= Short problem =
Find the lines that hold "text". Report only how many there are.

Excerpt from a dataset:
<<<<

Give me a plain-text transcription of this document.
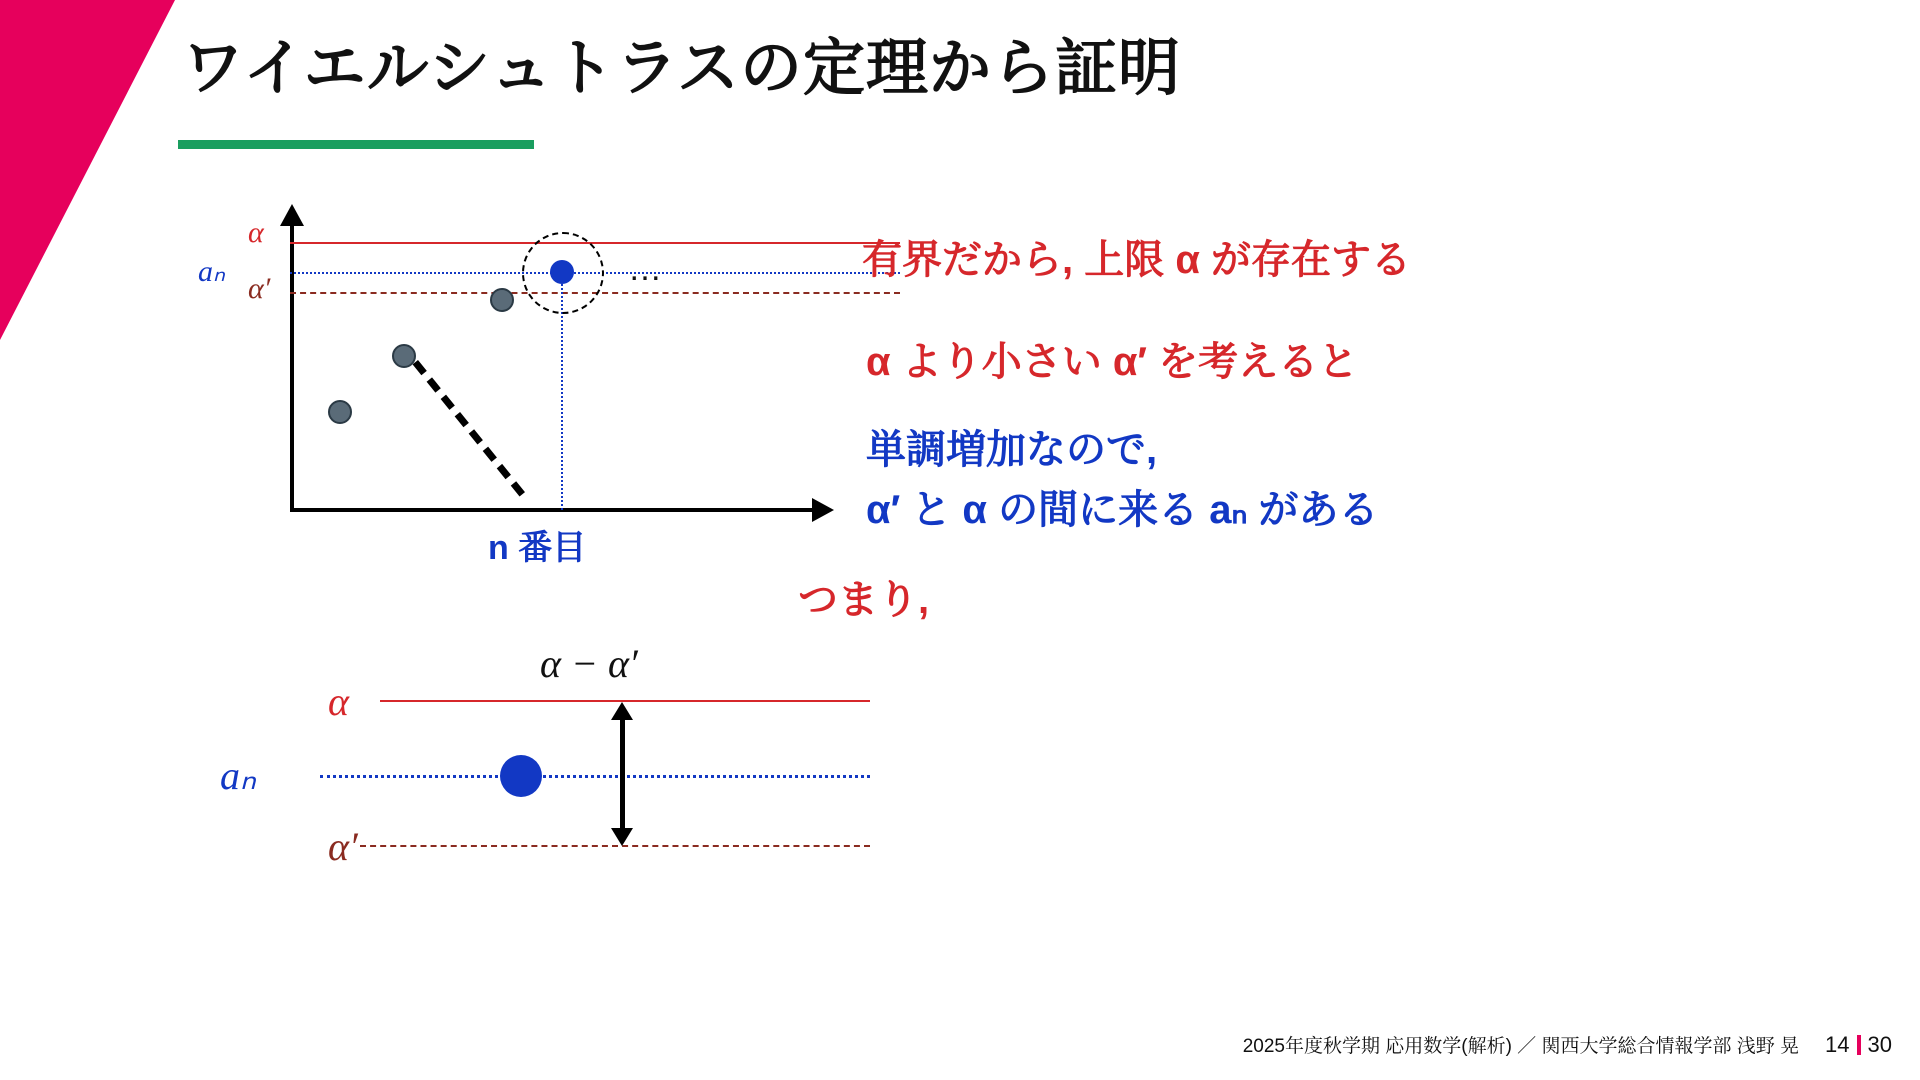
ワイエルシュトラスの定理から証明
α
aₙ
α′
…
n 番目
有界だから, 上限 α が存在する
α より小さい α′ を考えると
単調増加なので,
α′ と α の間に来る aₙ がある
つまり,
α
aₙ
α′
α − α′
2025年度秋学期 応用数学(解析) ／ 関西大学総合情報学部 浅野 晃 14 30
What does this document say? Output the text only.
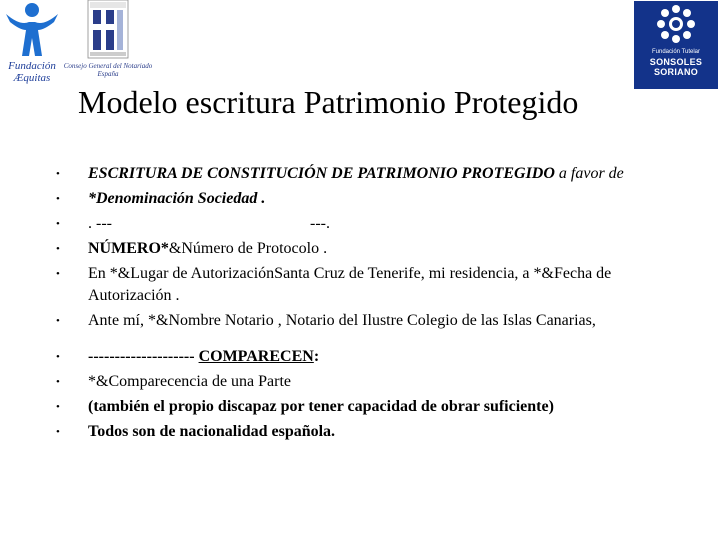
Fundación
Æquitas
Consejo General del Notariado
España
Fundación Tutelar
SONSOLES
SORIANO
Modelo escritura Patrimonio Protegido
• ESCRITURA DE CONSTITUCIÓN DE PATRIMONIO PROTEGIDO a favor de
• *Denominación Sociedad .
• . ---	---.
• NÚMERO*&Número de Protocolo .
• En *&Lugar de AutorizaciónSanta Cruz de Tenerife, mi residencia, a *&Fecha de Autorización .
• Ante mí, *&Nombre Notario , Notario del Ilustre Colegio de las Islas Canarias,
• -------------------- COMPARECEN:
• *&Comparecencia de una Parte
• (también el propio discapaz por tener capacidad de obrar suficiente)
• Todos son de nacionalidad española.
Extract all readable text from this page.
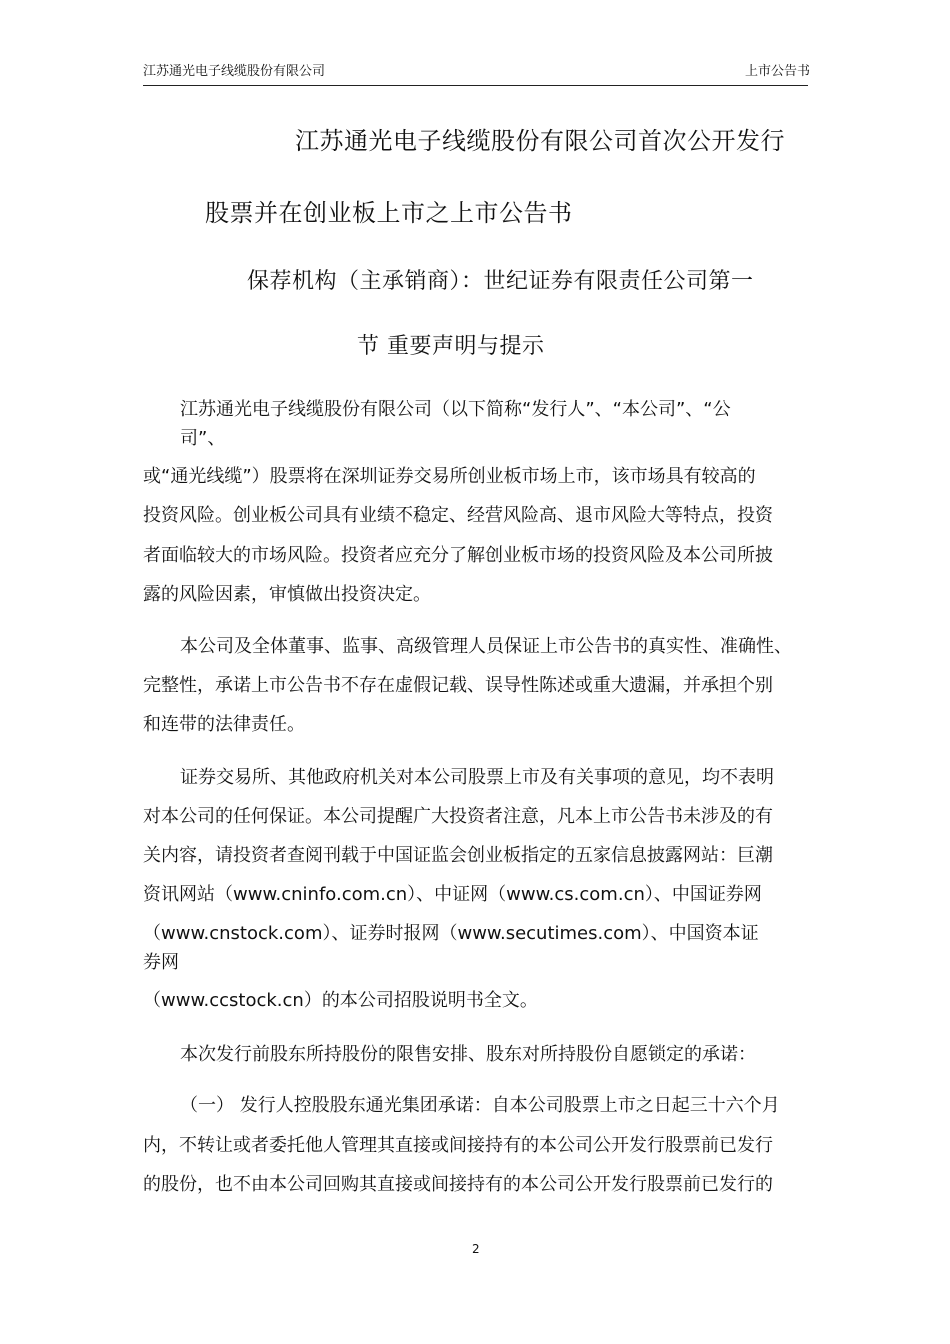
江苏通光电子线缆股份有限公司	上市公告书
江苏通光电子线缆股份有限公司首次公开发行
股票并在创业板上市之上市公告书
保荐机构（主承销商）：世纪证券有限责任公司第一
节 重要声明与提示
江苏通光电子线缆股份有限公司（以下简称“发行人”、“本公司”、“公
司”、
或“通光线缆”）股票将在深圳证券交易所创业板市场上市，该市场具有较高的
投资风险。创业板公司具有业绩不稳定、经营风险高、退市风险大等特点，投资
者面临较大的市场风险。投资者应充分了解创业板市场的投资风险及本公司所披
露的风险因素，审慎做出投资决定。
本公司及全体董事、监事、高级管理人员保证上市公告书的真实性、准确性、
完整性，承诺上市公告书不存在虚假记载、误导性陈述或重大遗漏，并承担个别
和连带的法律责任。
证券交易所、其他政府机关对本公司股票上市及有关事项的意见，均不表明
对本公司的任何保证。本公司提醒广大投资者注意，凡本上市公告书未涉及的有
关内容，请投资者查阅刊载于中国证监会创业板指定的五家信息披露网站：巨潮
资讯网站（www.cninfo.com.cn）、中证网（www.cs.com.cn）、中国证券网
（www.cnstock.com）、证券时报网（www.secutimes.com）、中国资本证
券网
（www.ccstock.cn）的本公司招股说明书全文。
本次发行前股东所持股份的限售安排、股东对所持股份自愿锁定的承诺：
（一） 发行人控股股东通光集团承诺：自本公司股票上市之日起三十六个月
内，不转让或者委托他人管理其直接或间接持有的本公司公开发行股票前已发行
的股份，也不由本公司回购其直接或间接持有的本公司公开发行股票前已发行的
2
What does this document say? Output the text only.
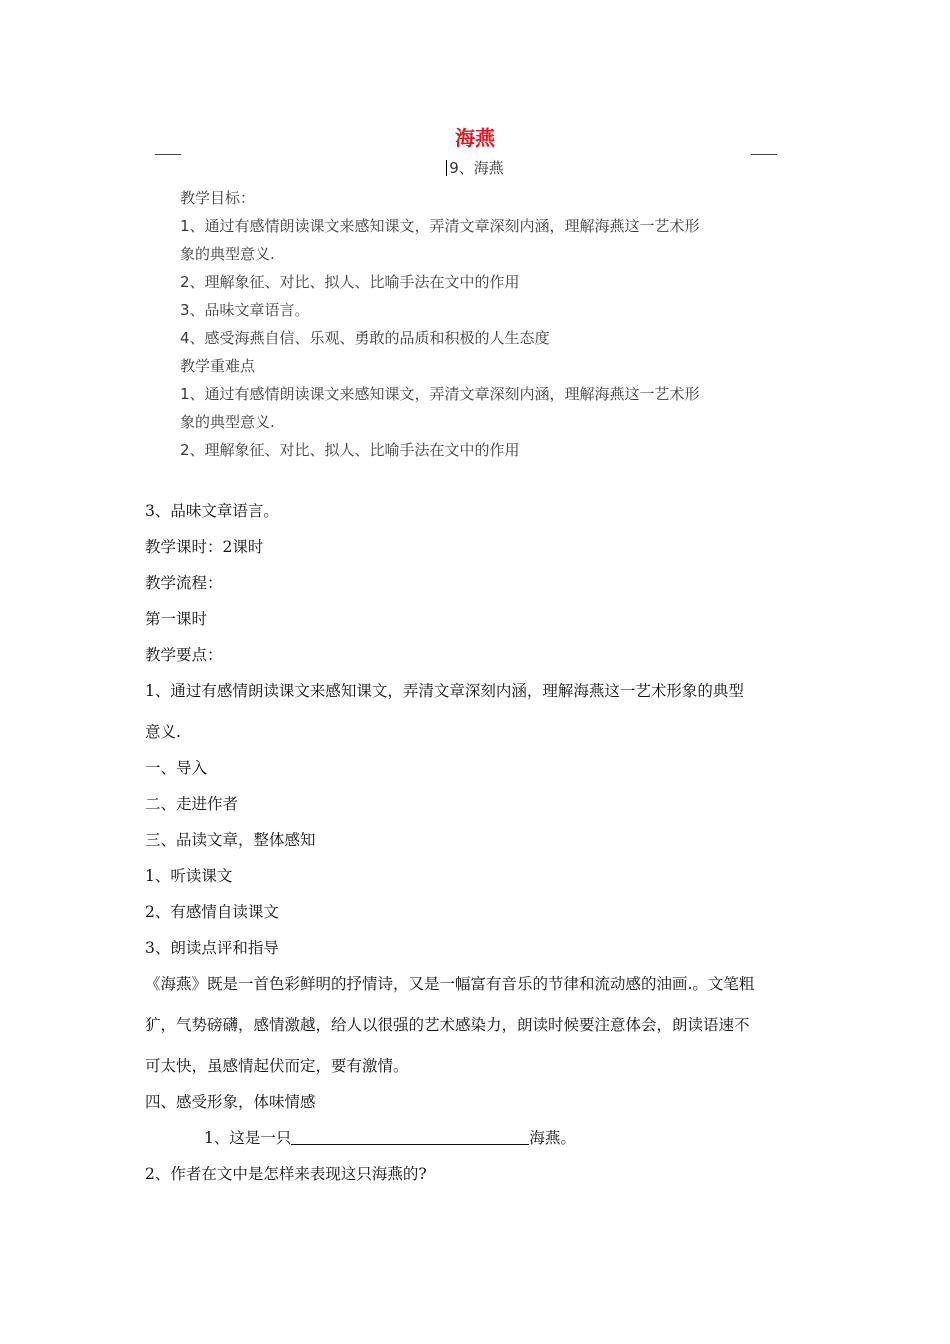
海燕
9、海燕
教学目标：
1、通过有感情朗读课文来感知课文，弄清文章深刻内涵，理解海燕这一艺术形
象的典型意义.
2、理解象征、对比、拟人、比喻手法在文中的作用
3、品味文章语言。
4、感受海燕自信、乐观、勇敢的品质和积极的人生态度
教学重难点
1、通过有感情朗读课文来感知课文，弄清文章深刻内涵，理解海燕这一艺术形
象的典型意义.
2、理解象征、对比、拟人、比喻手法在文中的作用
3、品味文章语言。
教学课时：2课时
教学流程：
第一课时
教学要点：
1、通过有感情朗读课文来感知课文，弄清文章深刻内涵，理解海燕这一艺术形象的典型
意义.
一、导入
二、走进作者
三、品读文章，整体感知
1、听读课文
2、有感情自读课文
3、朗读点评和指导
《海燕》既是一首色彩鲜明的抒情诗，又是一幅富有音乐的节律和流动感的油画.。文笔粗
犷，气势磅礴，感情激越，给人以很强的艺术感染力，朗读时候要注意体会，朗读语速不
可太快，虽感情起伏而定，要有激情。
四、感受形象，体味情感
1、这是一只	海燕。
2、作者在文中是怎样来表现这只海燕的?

>>>>

= Answer to the task =
4